▽
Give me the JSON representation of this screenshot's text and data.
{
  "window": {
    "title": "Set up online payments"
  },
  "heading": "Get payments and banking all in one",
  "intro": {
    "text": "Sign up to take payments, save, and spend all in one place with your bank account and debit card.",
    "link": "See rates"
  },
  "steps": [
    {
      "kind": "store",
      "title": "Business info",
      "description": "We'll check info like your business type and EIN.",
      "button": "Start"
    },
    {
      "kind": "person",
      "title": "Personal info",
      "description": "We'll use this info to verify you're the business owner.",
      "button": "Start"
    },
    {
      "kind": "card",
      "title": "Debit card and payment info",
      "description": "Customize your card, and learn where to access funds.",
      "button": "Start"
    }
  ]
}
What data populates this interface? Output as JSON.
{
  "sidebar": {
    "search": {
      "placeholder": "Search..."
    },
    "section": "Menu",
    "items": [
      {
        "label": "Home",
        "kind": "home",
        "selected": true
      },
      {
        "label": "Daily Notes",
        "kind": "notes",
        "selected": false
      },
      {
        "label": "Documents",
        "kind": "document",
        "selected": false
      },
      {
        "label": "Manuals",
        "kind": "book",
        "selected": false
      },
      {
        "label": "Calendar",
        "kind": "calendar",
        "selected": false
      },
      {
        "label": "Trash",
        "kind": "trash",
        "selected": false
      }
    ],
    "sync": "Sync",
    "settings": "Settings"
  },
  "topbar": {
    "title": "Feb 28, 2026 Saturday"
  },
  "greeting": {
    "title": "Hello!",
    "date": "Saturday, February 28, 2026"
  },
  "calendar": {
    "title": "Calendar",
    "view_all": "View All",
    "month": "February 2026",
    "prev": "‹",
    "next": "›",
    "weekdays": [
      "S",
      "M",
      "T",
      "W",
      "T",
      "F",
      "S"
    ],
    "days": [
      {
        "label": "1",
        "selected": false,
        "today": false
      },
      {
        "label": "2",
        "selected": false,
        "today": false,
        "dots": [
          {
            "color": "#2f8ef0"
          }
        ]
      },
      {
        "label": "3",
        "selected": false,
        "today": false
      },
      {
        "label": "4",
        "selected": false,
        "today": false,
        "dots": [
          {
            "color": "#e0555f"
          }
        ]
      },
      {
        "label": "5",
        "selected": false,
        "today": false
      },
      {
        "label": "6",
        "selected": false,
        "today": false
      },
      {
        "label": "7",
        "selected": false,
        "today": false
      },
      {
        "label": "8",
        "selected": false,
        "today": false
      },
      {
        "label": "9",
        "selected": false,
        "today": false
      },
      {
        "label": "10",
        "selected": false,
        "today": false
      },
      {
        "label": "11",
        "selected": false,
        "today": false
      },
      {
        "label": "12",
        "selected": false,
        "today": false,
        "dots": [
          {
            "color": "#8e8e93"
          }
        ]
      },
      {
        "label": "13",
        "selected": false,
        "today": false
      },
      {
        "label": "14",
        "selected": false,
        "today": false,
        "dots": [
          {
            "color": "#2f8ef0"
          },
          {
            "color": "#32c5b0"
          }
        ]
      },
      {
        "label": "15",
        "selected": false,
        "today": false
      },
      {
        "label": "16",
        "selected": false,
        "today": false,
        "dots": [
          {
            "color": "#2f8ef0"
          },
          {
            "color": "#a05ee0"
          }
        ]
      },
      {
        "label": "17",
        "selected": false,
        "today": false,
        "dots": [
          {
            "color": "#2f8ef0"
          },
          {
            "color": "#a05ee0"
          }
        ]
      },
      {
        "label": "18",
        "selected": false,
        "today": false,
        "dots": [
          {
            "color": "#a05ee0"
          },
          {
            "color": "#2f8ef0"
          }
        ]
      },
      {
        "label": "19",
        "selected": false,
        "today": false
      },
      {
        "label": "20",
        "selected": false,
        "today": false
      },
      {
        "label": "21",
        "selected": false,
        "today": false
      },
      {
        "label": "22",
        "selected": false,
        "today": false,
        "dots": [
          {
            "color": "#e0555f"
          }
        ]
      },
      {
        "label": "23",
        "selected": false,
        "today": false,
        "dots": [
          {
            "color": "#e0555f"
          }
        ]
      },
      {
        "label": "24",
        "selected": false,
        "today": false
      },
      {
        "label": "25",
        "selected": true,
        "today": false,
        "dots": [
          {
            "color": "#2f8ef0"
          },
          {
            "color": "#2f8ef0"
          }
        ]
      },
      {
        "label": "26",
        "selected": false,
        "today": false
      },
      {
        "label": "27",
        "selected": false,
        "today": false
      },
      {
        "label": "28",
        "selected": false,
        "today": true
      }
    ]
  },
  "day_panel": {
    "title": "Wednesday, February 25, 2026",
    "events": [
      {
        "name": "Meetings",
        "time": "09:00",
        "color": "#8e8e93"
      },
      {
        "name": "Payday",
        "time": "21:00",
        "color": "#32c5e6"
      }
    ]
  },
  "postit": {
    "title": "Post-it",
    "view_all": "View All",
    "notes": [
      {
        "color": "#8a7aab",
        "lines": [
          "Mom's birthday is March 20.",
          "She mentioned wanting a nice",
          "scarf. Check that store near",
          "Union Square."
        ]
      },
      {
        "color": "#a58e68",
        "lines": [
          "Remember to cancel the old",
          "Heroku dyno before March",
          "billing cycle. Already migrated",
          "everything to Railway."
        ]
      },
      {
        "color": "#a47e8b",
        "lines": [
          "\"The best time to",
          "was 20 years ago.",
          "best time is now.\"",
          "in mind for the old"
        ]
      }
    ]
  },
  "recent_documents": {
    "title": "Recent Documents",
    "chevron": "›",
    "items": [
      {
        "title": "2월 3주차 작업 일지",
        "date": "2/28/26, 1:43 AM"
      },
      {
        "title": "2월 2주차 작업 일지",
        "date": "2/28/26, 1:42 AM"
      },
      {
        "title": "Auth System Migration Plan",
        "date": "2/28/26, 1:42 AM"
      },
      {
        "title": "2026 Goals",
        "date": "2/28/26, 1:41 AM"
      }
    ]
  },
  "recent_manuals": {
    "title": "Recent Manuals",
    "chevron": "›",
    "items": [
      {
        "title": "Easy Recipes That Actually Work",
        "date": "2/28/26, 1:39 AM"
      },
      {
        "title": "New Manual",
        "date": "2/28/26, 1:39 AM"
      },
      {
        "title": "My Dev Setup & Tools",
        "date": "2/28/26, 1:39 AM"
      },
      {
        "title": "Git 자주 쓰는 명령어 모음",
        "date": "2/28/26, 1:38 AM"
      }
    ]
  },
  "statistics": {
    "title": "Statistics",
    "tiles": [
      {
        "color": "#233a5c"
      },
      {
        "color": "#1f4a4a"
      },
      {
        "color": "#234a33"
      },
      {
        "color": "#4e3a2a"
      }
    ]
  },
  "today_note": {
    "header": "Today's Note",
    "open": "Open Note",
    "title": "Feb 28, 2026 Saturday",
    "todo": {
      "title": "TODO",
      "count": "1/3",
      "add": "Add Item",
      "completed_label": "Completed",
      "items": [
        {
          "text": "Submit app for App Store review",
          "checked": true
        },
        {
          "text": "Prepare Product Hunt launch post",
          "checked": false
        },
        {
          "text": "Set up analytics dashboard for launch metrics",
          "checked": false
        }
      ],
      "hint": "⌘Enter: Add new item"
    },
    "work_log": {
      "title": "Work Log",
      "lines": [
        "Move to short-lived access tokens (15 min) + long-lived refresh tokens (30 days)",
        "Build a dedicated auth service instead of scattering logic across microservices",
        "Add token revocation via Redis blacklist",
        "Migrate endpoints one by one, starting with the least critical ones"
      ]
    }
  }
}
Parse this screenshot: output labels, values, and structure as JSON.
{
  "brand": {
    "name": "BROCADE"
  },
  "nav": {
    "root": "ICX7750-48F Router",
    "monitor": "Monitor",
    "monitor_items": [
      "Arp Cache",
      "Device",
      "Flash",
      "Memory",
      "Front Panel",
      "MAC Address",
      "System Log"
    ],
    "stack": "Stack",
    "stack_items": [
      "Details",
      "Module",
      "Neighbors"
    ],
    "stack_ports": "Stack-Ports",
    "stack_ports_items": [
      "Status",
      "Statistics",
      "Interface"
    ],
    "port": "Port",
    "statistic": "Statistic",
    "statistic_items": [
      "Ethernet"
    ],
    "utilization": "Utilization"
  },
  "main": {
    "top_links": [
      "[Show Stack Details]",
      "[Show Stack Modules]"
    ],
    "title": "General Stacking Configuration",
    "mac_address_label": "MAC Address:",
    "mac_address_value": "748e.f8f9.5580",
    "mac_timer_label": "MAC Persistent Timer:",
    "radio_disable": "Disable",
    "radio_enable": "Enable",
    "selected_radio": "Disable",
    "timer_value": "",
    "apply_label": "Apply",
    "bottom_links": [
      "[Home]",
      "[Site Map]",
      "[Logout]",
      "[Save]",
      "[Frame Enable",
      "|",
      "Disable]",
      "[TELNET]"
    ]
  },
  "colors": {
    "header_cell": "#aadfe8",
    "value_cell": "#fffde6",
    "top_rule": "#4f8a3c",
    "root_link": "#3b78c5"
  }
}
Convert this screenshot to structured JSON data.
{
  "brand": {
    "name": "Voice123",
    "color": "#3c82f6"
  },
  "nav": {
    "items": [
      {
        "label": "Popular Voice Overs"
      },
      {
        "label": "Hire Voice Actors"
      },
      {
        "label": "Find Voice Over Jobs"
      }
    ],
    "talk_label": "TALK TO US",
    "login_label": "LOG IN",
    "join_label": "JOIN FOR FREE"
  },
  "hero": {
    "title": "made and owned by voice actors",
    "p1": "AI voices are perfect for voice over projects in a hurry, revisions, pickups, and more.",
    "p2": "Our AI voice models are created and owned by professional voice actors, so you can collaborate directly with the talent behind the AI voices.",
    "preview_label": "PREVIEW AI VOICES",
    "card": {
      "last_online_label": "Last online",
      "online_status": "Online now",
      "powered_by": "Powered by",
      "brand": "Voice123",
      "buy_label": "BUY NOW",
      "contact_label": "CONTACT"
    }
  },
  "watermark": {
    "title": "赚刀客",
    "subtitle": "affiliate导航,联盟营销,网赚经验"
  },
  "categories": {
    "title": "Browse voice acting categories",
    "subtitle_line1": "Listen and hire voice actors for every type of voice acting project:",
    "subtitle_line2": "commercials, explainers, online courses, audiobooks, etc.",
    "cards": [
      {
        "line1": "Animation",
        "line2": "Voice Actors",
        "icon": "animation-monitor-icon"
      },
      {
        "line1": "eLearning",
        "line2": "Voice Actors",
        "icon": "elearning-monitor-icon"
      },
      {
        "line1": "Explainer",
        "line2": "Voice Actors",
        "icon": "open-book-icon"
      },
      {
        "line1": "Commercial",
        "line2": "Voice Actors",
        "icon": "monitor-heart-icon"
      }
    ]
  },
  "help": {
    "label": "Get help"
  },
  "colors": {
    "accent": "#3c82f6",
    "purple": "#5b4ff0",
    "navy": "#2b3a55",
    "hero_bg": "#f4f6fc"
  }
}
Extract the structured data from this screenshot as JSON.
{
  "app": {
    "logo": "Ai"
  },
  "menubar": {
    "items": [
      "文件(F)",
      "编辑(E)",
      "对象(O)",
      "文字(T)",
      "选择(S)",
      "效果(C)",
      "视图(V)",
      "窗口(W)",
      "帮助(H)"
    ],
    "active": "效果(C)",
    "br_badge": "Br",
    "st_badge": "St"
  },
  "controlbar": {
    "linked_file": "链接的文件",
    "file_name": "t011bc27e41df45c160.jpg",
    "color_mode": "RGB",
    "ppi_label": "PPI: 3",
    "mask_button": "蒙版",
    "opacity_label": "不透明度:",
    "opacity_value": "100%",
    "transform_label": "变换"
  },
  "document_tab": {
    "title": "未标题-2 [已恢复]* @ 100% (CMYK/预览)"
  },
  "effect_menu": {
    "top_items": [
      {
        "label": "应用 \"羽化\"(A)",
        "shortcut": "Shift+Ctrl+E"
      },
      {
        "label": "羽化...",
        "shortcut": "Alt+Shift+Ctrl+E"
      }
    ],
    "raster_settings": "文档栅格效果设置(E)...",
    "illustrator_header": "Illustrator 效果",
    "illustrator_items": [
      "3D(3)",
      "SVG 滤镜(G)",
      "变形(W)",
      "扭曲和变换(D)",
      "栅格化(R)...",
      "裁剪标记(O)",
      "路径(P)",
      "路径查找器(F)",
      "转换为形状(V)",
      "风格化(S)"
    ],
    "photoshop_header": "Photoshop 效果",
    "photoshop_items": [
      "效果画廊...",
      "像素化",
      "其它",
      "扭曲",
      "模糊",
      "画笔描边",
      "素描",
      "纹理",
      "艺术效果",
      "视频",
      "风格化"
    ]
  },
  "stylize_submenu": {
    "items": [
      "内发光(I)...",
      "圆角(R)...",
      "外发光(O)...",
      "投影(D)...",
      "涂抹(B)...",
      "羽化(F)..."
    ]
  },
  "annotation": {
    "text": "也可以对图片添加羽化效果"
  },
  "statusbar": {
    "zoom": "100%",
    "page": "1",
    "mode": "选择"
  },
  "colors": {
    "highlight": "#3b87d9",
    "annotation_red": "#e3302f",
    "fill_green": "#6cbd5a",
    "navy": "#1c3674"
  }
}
△
Go through the entries above and count the lines containing the word "true"; give only that count.

4